#### [What you are asked to do]
Where a line holds the string "ニュース", return that line.

#### [Stored items]

• • •

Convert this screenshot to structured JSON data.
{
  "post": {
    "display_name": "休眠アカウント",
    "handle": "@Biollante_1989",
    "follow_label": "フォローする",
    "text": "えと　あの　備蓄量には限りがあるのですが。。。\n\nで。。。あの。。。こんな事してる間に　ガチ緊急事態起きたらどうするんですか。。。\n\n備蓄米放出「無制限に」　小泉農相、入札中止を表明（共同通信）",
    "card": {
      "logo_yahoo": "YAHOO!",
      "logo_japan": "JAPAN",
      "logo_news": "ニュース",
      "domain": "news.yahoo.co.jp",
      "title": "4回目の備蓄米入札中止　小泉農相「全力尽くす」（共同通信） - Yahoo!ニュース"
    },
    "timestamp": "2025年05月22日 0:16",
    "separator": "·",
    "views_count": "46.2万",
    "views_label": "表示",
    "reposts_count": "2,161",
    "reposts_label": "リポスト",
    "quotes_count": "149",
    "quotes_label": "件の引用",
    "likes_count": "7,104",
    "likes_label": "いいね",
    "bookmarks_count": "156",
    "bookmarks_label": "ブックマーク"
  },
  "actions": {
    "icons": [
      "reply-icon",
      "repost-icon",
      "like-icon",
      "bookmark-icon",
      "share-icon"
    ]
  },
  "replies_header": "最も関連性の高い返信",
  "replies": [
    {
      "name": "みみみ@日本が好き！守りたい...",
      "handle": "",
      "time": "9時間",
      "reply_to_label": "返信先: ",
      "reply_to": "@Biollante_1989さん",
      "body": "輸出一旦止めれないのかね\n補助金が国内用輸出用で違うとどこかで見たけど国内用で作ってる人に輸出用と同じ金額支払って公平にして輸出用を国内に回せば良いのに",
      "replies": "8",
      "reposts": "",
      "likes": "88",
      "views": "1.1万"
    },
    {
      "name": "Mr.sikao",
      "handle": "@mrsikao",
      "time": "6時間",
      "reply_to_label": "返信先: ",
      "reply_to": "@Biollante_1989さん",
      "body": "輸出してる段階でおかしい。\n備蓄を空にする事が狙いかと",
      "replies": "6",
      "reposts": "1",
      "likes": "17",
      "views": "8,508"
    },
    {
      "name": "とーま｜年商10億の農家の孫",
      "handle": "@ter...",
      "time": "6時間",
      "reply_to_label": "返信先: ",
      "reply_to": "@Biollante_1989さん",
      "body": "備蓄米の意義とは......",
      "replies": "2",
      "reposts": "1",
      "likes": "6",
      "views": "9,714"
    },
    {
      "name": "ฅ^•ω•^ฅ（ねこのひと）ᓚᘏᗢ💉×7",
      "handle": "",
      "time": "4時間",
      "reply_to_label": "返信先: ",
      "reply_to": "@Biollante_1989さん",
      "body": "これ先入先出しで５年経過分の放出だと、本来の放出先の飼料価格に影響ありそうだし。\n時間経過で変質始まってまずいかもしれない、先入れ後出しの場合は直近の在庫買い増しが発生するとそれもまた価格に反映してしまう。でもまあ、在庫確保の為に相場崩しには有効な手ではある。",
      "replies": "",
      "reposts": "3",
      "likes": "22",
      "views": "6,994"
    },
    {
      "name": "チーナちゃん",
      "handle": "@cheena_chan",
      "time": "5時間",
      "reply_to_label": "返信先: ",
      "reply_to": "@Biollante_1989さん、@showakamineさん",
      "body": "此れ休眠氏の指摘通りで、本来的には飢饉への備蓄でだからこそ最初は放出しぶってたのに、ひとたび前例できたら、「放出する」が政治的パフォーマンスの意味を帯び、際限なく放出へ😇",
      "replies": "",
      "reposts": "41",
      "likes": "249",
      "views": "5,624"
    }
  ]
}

• • •

#### [Completed task]
      "logo_news": "ニュース",
      "title": "4回目の備蓄米入札中止　小泉農相「全力尽くす」（共同通信） - Yahoo!ニュース"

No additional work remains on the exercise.